### Objective
Leave the pictures aside and write out exactly every line from the one containing "What text is on this page?" through the last line.

- - -

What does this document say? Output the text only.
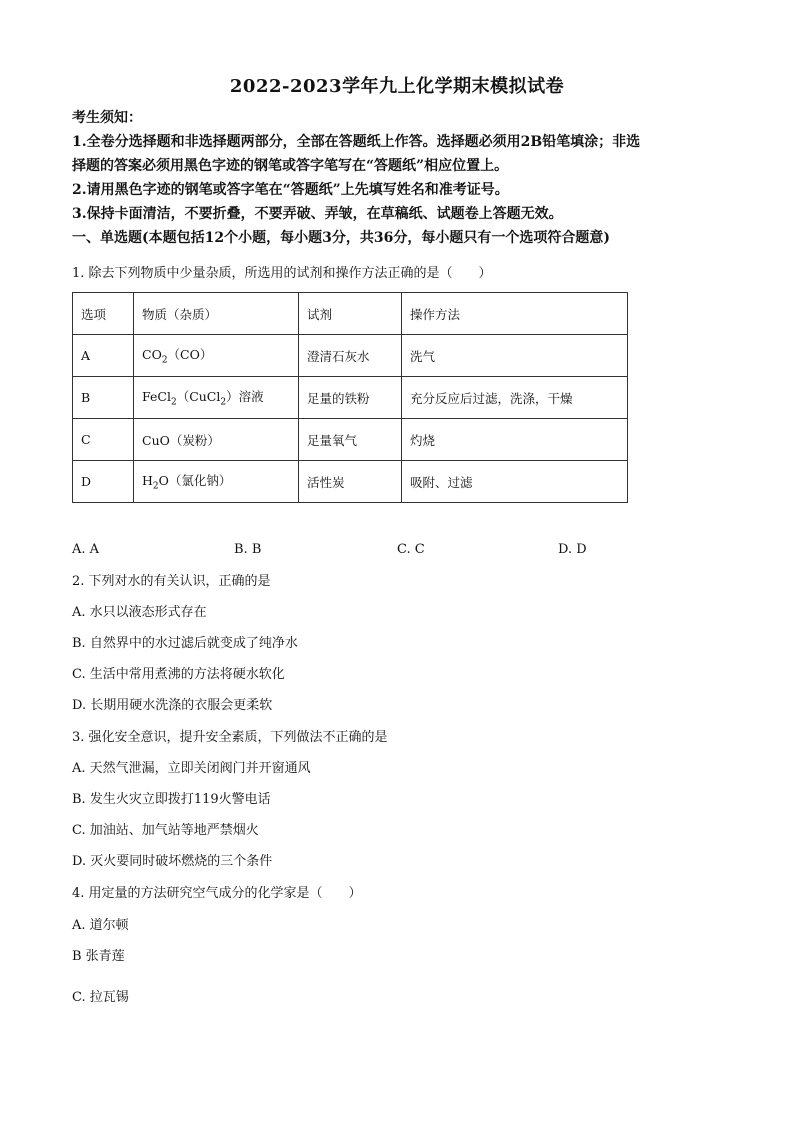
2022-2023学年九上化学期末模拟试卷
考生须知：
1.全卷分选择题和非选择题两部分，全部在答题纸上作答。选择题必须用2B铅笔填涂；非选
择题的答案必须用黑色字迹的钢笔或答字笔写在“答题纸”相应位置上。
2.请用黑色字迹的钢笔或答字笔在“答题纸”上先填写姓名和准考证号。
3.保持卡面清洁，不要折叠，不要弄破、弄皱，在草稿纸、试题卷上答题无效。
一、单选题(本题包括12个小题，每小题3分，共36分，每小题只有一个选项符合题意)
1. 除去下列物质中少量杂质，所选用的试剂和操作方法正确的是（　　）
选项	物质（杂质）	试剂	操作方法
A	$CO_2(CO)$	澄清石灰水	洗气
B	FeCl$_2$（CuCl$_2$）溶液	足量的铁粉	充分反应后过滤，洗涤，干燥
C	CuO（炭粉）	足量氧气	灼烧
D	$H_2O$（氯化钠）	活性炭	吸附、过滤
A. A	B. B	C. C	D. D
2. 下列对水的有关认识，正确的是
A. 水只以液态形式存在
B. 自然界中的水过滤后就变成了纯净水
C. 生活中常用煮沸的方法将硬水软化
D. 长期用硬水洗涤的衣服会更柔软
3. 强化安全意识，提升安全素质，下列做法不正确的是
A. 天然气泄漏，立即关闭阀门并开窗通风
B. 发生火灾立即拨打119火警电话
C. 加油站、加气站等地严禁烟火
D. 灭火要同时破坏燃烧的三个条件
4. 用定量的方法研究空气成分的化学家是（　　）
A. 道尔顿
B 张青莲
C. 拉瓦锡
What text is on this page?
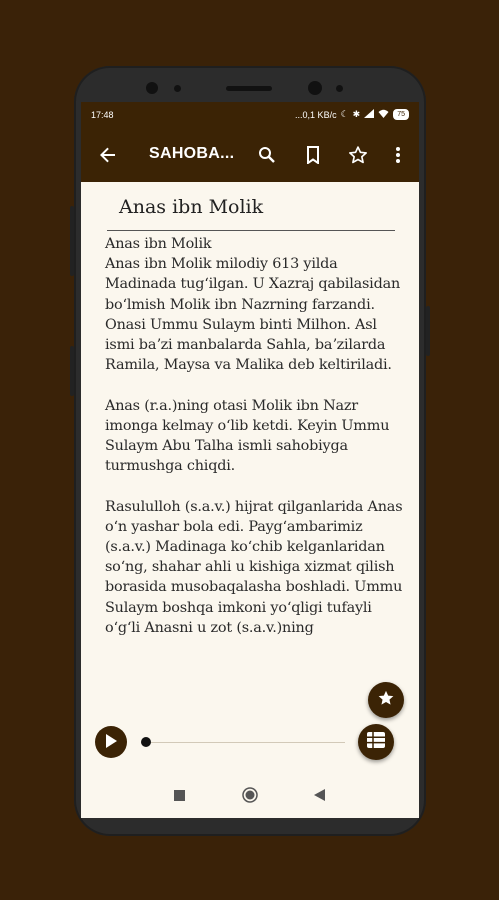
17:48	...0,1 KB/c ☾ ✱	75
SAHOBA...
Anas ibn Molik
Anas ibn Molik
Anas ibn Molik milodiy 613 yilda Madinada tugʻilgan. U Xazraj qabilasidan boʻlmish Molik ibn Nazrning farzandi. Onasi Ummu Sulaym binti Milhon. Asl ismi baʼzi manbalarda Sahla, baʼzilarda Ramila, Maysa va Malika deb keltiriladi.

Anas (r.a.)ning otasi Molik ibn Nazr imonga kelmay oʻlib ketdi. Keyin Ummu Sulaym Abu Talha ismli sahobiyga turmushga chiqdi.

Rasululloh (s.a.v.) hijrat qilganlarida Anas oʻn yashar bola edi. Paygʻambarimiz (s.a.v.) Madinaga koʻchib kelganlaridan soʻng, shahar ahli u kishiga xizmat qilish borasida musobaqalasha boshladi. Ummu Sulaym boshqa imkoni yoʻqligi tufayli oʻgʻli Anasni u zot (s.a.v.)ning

- - -

### Written answer
What text is on this page?
17:48	...0,1 KB/c ☾ ✱	75
SAHOBA...
Anas ibn Molik
Anas ibn Molik
Anas ibn Molik milodiy 613 yilda Madinada tugʻilgan. U Xazraj qabilasidan boʻlmish Molik ibn Nazrning farzandi. Onasi Ummu Sulaym binti Milhon. Asl ismi baʼzi manbalarda Sahla, baʼzilarda Ramila, Maysa va Malika deb keltiriladi.

Anas (r.a.)ning otasi Molik ibn Nazr imonga kelmay oʻlib ketdi. Keyin Ummu Sulaym Abu Talha ismli sahobiyga turmushga chiqdi.

Rasululloh (s.a.v.) hijrat qilganlarida Anas oʻn yashar bola edi. Paygʻambarimiz (s.a.v.) Madinaga koʻchib kelganlaridan soʻng, shahar ahli u kishiga xizmat qilish borasida musobaqalasha boshladi. Ummu Sulaym boshqa imkoni yoʻqligi tufayli oʻgʻli Anasni u zot (s.a.v.)ning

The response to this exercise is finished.